• _Exercise aim_
Your task is to repeat the entries word for word while leaving out the pictures.

• _Material provided_
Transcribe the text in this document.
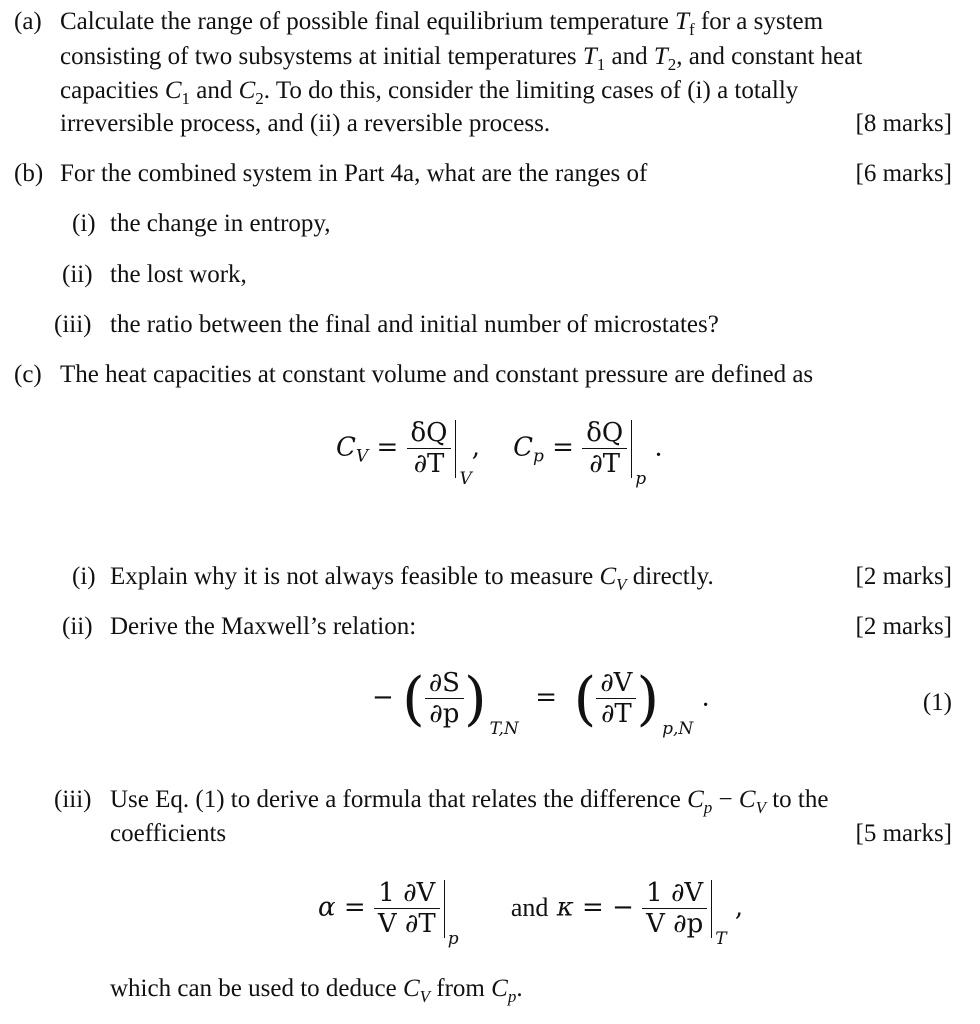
(a) Calculate the range of possible final equilibrium temperature $T_f$ for a system
consisting of two subsystems at initial temperatures $T_1$ and $T_2$, and constant heat
capacities $C_1$ and $C_2$. To do this, consider the limiting cases of (i) a totally
irreversible process, and (ii) a reversible process.	[8 marks]
(b) For the combined system in Part 4a, what are the ranges of	[6 marks]
(i) the change in entropy,
(ii) the lost work,
(iii) the ratio between the final and initial number of microstates?
(c) The heat capacities at constant volume and constant pressure are defined as
$C_V = \frac{\delta Q}{\partial T} _V$,    $C_p = \frac{\delta Q}{\partial T} _p$ .
(i) Explain why it is not always feasible to measure $C_V$ directly.	[2 marks]
(ii) Derive the Maxwell’s relation:	[2 marks]
− ( $\frac{\partial S}{\partial p}$ ) $_{T,N}$  =  ( $\frac{\partial V}{\partial T}$ ) $_{p,N}$ .	(1)
(iii) Use Eq. (1) to derive a formula that relates the difference $C_p - C_V$ to the
coefficients	[5 marks]
$\alpha = \frac{1 \partial V}{V \partial T} _p$ and κ = − $\frac{1 \partial V}{V \partial p} _T$ ,
which can be used to deduce $C_V$ from $C_p$.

• _Solution to the exercise_
Transcribe the text in this document.
(a) Calculate the range of possible final equilibrium temperature $T_f$ for a system
consisting of two subsystems at initial temperatures $T_1$ and $T_2$, and constant heat
capacities $C_1$ and $C_2$. To do this, consider the limiting cases of (i) a totally
irreversible process, and (ii) a reversible process.	[8 marks]
(b) For the combined system in Part 4a, what are the ranges of	[6 marks]
(i) the change in entropy,
(ii) the lost work,
(iii) the ratio between the final and initial number of microstates?
(c) The heat capacities at constant volume and constant pressure are defined as
$C_V = \frac{\delta Q}{\partial T} _V$,    $C_p = \frac{\delta Q}{\partial T} _p$ .
(i) Explain why it is not always feasible to measure $C_V$ directly.	[2 marks]
(ii) Derive the Maxwell’s relation:	[2 marks]
− ( $\frac{\partial S}{\partial p}$ ) $_{T,N}$  =  ( $\frac{\partial V}{\partial T}$ ) $_{p,N}$ .	(1)
(iii) Use Eq. (1) to derive a formula that relates the difference $C_p - C_V$ to the
coefficients	[5 marks]
$\alpha = \frac{1 \partial V}{V \partial T} _p$ and κ = − $\frac{1 \partial V}{V \partial p} _T$ ,
which can be used to deduce $C_V$ from $C_p$.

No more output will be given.